▸ Task directions
With pictures left out, set down every record word for word.
Start of Data for review
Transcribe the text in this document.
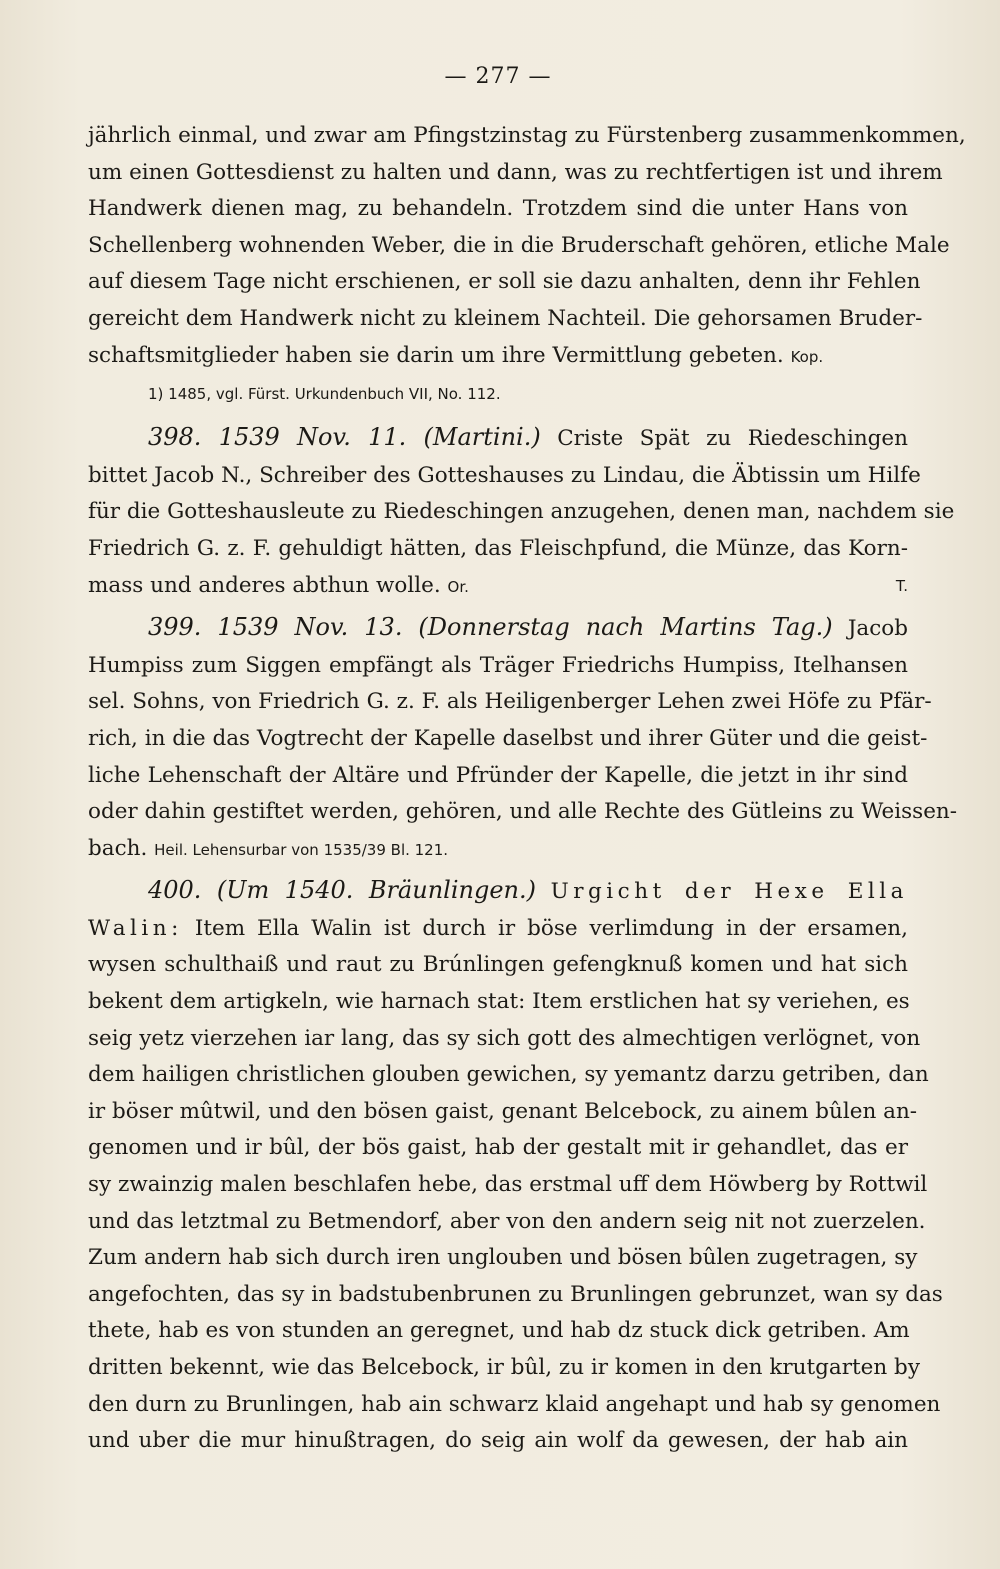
— 277 —
jährlich einmal, und zwar am Pfingstzinstag zu Fürstenberg zusammenkommen,
um einen Gottesdienst zu halten und dann, was zu rechtfertigen ist und ihrem
Handwerk dienen mag, zu behandeln. Trotzdem sind die unter Hans von
Schellenberg wohnenden Weber, die in die Bruderschaft gehören, etliche Male
auf diesem Tage nicht erschienen, er soll sie dazu anhalten, denn ihr Fehlen
gereicht dem Handwerk nicht zu kleinem Nachteil. Die gehorsamen Bruder-
schaftsmitglieder haben sie darin um ihre Vermittlung gebeten. Kop.
1) 1485, vgl. Fürst. Urkundenbuch VII, No. 112.
398. 1539 Nov. 11. (Martini.) Criste Spät zu Riedeschingen
bittet Jacob N., Schreiber des Gotteshauses zu Lindau, die Äbtissin um Hilfe
für die Gotteshausleute zu Riedeschingen anzugehen, denen man, nachdem sie
Friedrich G. z. F. gehuldigt hätten, das Fleischpfund, die Münze, das Korn-
mass und anderes abthun wolle. Or.	T.
399. 1539 Nov. 13. (Donnerstag nach Martins Tag.) Jacob
Humpiss zum Siggen empfängt als Träger Friedrichs Humpiss, Itelhansen
sel. Sohns, von Friedrich G. z. F. als Heiligenberger Lehen zwei Höfe zu Pfär-
rich, in die das Vogtrecht der Kapelle daselbst und ihrer Güter und die geist-
liche Lehenschaft der Altäre und Pfründer der Kapelle, die jetzt in ihr sind
oder dahin gestiftet werden, gehören, und alle Rechte des Gütleins zu Weissen-
bach. Heil. Lehensurbar von 1535/39 Bl. 121.
400. (Um 1540. Bräunlingen.) Urgicht der Hexe Ella
Walin: Item Ella Walin ist durch ir böse verlimdung in der ersamen,
wysen schulthaiß und raut zu Brúnlingen gefengknuß komen und hat sich
bekent dem artigkeln, wie harnach stat: Item erstlichen hat sy veriehen, es
seig yetz vierzehen iar lang, das sy sich gott des almechtigen verlögnet, von
dem hailigen christlichen glouben gewichen, sy yemantz darzu getriben, dan
ir böser mûtwil, und den bösen gaist, genant Belcebock, zu ainem bûlen an-
genomen und ir bûl, der bös gaist, hab der gestalt mit ir gehandlet, das er
sy zwainzig malen beschlafen hebe, das erstmal uff dem Höwberg by Rottwil
und das letztmal zu Betmendorf, aber von den andern seig nit not zuerzelen.
Zum andern hab sich durch iren unglouben und bösen bûlen zugetragen, sy
angefochten, das sy in badstubenbrunen zu Brunlingen gebrunzet, wan sy das
thete, hab es von stunden an geregnet, und hab dz stuck dick getriben. Am
dritten bekennt, wie das Belcebock, ir bûl, zu ir komen in den krutgarten by
den durn zu Brunlingen, hab ain schwarz klaid angehapt und hab sy genomen
und uber die mur hinußtragen, do seig ain wolf da gewesen, der hab ain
End of Data for review
▸ Problem solution
Transcribe the text in this document.
— 277 —
jährlich einmal, und zwar am Pfingstzinstag zu Fürstenberg zusammenkommen,
um einen Gottesdienst zu halten und dann, was zu rechtfertigen ist und ihrem
Handwerk dienen mag, zu behandeln. Trotzdem sind die unter Hans von
Schellenberg wohnenden Weber, die in die Bruderschaft gehören, etliche Male
auf diesem Tage nicht erschienen, er soll sie dazu anhalten, denn ihr Fehlen
gereicht dem Handwerk nicht zu kleinem Nachteil. Die gehorsamen Bruder-
schaftsmitglieder haben sie darin um ihre Vermittlung gebeten. Kop.
1) 1485, vgl. Fürst. Urkundenbuch VII, No. 112.
398. 1539 Nov. 11. (Martini.) Criste Spät zu Riedeschingen
bittet Jacob N., Schreiber des Gotteshauses zu Lindau, die Äbtissin um Hilfe
für die Gotteshausleute zu Riedeschingen anzugehen, denen man, nachdem sie
Friedrich G. z. F. gehuldigt hätten, das Fleischpfund, die Münze, das Korn-
mass und anderes abthun wolle. Or.	T.
399. 1539 Nov. 13. (Donnerstag nach Martins Tag.) Jacob
Humpiss zum Siggen empfängt als Träger Friedrichs Humpiss, Itelhansen
sel. Sohns, von Friedrich G. z. F. als Heiligenberger Lehen zwei Höfe zu Pfär-
rich, in die das Vogtrecht der Kapelle daselbst und ihrer Güter und die geist-
liche Lehenschaft der Altäre und Pfründer der Kapelle, die jetzt in ihr sind
oder dahin gestiftet werden, gehören, und alle Rechte des Gütleins zu Weissen-
bach. Heil. Lehensurbar von 1535/39 Bl. 121.
400. (Um 1540. Bräunlingen.) Urgicht der Hexe Ella
Walin: Item Ella Walin ist durch ir böse verlimdung in der ersamen,
wysen schulthaiß und raut zu Brúnlingen gefengknuß komen und hat sich
bekent dem artigkeln, wie harnach stat: Item erstlichen hat sy veriehen, es
seig yetz vierzehen iar lang, das sy sich gott des almechtigen verlögnet, von
dem hailigen christlichen glouben gewichen, sy yemantz darzu getriben, dan
ir böser mûtwil, und den bösen gaist, genant Belcebock, zu ainem bûlen an-
genomen und ir bûl, der bös gaist, hab der gestalt mit ir gehandlet, das er
sy zwainzig malen beschlafen hebe, das erstmal uff dem Höwberg by Rottwil
und das letztmal zu Betmendorf, aber von den andern seig nit not zuerzelen.
Zum andern hab sich durch iren unglouben und bösen bûlen zugetragen, sy
angefochten, das sy in badstubenbrunen zu Brunlingen gebrunzet, wan sy das
thete, hab es von stunden an geregnet, und hab dz stuck dick getriben. Am
dritten bekennt, wie das Belcebock, ir bûl, zu ir komen in den krutgarten by
den durn zu Brunlingen, hab ain schwarz klaid angehapt und hab sy genomen
und uber die mur hinußtragen, do seig ain wolf da gewesen, der hab ain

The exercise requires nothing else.